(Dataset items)
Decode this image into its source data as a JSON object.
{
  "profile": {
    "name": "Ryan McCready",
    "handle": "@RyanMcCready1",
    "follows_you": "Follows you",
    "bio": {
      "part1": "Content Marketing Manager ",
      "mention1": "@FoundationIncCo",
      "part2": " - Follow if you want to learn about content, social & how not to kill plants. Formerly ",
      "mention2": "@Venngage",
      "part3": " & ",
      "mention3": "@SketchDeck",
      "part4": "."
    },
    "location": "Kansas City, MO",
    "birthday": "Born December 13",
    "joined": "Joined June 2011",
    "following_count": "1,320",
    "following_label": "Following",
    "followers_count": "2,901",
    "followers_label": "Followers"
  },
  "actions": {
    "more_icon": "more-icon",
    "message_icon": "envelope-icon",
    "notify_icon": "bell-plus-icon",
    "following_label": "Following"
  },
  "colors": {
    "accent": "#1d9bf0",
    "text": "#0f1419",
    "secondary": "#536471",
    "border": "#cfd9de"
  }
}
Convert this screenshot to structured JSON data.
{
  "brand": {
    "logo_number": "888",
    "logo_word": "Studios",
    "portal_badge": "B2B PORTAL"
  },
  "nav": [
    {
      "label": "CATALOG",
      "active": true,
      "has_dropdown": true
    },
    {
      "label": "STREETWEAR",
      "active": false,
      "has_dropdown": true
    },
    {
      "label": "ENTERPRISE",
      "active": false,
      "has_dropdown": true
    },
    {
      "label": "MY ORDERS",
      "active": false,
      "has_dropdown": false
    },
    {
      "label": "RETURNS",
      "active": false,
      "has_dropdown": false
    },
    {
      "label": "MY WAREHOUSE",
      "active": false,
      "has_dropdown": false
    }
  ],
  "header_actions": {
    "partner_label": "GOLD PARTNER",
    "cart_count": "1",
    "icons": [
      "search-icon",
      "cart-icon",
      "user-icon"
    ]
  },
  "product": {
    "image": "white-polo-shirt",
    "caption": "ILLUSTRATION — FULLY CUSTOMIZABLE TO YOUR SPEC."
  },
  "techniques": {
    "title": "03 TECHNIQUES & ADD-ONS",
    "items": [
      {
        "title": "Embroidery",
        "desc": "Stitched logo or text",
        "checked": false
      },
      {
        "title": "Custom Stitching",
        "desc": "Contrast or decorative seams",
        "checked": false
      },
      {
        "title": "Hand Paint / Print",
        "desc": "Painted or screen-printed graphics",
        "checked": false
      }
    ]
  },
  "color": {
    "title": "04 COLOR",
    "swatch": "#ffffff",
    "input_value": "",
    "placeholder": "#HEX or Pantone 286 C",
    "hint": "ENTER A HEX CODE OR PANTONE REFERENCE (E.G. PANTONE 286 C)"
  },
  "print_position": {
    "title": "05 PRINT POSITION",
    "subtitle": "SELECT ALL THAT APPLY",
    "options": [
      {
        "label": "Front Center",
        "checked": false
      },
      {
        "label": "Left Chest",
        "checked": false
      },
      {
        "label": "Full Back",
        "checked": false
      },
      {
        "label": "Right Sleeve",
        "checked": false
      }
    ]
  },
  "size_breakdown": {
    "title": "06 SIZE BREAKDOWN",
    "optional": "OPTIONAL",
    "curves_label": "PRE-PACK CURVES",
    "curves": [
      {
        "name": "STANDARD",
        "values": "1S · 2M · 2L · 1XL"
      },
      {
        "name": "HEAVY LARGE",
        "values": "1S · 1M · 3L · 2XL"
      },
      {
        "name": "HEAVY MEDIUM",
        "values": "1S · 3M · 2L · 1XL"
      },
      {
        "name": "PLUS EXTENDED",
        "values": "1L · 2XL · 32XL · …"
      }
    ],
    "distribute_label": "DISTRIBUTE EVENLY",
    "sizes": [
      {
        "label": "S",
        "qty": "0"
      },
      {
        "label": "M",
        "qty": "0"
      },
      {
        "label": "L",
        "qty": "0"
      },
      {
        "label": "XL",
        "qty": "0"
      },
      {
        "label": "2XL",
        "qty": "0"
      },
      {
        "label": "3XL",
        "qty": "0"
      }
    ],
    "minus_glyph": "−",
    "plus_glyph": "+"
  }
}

[Problem]: For each line of the listing that holds the word "JSON", show that line.

[Correct output]:
Decode this image into its source data as a JSON object.
Convert this screenshot to structured JSON data.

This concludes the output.